Task prompt: Pick out the lines below with "that" and list them.

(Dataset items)

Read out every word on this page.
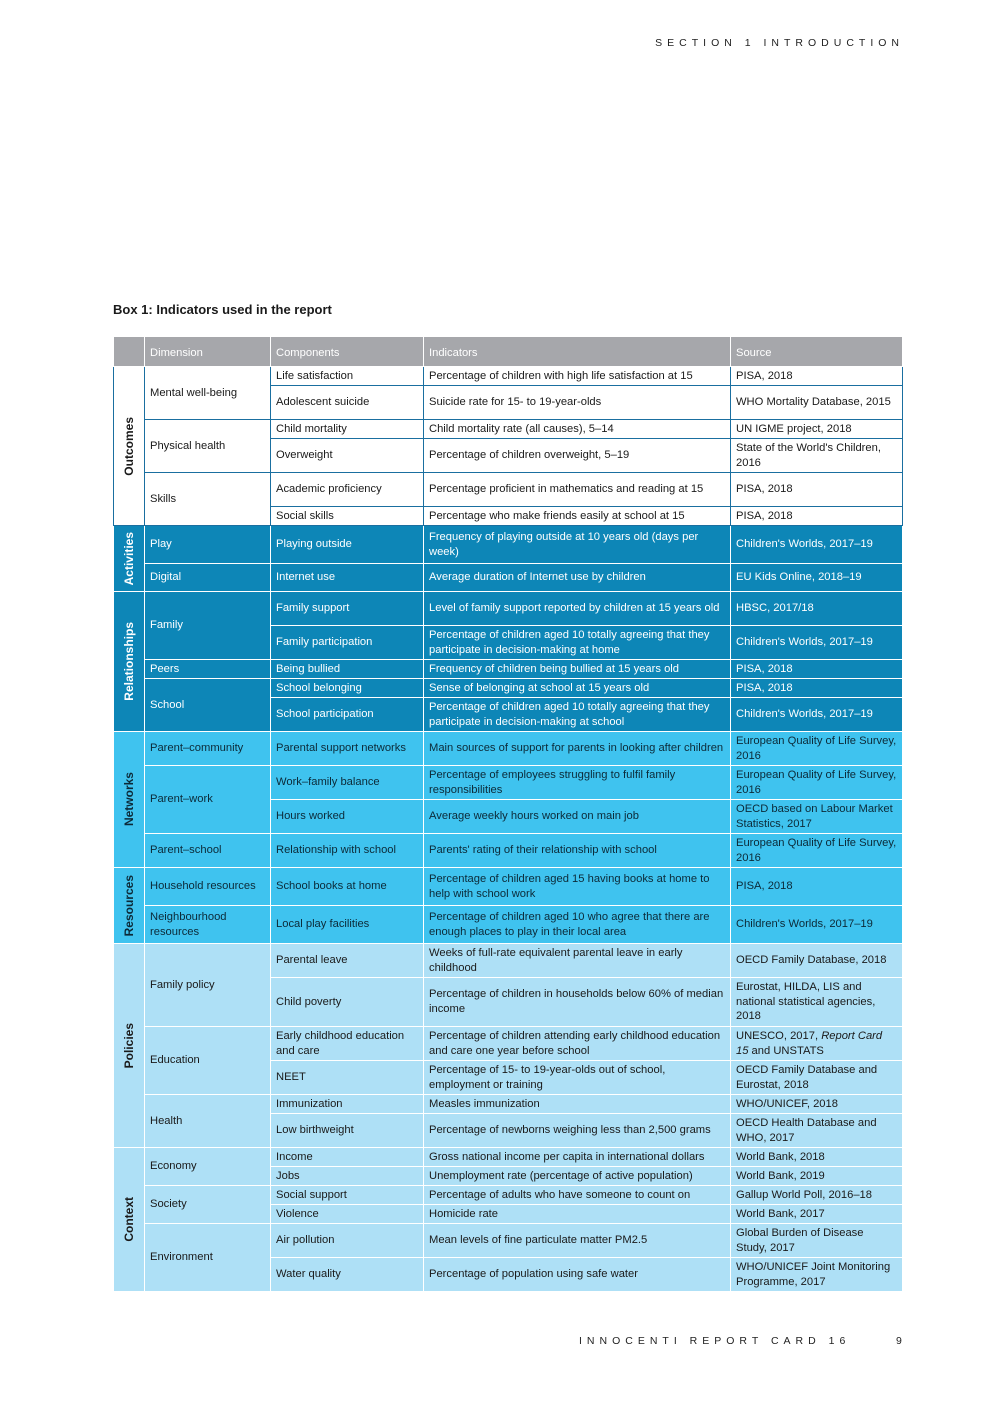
SECTION 1 INTRODUCTION
Box 1: Indicators used in the report
	Dimension	Components	Indicators	Source

Outcomes	Mental well-being	Life satisfaction	Percentage of children with high life satisfaction at 15	PISA, 2018
		Adolescent suicide	Suicide rate for 15- to 19-year-olds	WHO Mortality Database, 2015
	Physical health	Child mortality	Child mortality rate (all causes), 5–14	UN IGME project, 2018
		Overweight	Percentage of children overweight, 5–19	State of the World's Children, 2016
	Skills	Academic proficiency	Percentage proficient in mathematics and reading at 15	PISA, 2018
		Social skills	Percentage who make friends easily at school at 15	PISA, 2018

Activities	Play	Playing outside	Frequency of playing outside at 10 years old (days per week)	Children's Worlds, 2017–19
	Digital	Internet use	Average duration of Internet use by children	EU Kids Online, 2018–19

Relationships	Family	Family support	Level of family support reported by children at 15 years old	HBSC, 2017/18
		Family participation	Percentage of children aged 10 totally agreeing that they participate in decision-making at home	Children's Worlds, 2017–19
	Peers	Being bullied	Frequency of children being bullied at 15 years old	PISA, 2018
	School	School belonging	Sense of belonging at school at 15 years old	PISA, 2018
		School participation	Percentage of children aged 10 totally agreeing that they participate in decision-making at school	Children's Worlds, 2017–19

Networks	Parent–community	Parental support networks	Main sources of support for parents in looking after children	European Quality of Life Survey, 2016
	Parent–work	Work–family balance	Percentage of employees struggling to fulfil family responsibilities	European Quality of Life Survey, 2016
		Hours worked	Average weekly hours worked on main job	OECD based on Labour Market Statistics, 2017
	Parent–school	Relationship with school	Parents' rating of their relationship with school	European Quality of Life Survey, 2016

Resources	Household resources	School books at home	Percentage of children aged 15 having books at home to help with school work	PISA, 2018
	Neighbourhood resources	Local play facilities	Percentage of children aged 10 who agree that there are enough places to play in their local area	Children's Worlds, 2017–19

Policies	Family policy	Parental leave	Weeks of full-rate equivalent parental leave in early childhood	OECD Family Database, 2018
		Child poverty	Percentage of children in households below 60% of median income	Eurostat, HILDA, LIS and national statistical agencies, 2018
	Education	Early childhood education and care	Percentage of children attending early childhood education and care one year before school	UNESCO, 2017, Report Card 15 and UNSTATS
		NEET	Percentage of 15- to 19-year-olds out of school, employment or training	OECD Family Database and Eurostat, 2018
	Health	Immunization	Measles immunization	WHO/UNICEF, 2018
		Low birthweight	Percentage of newborns weighing less than 2,500 grams	OECD Health Database and WHO, 2017

Context	Economy	Income	Gross national income per capita in international dollars	World Bank, 2018
		Jobs	Unemployment rate (percentage of active population)	World Bank, 2019
	Society	Social support	Percentage of adults who have someone to count on	Gallup World Poll, 2016–18
		Violence	Homicide rate	World Bank, 2017
	Environment	Air pollution	Mean levels of fine particulate matter PM2.5	Global Burden of Disease Study, 2017
		Water quality	Percentage of population using safe water	WHO/UNICEF Joint Monitoring Programme, 2017
INNOCENTI REPORT CARD 16	9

Finished task:
		Family participation	Percentage of children aged 10 totally agreeing that they participate in decision-making at home	Children's Worlds, 2017–19
		School participation	Percentage of children aged 10 totally agreeing that they participate in decision-making at school	Children's Worlds, 2017–19
	Neighbourhood resources	Local play facilities	Percentage of children aged 10 who agree that there are enough places to play in their local area	Children's Worlds, 2017–19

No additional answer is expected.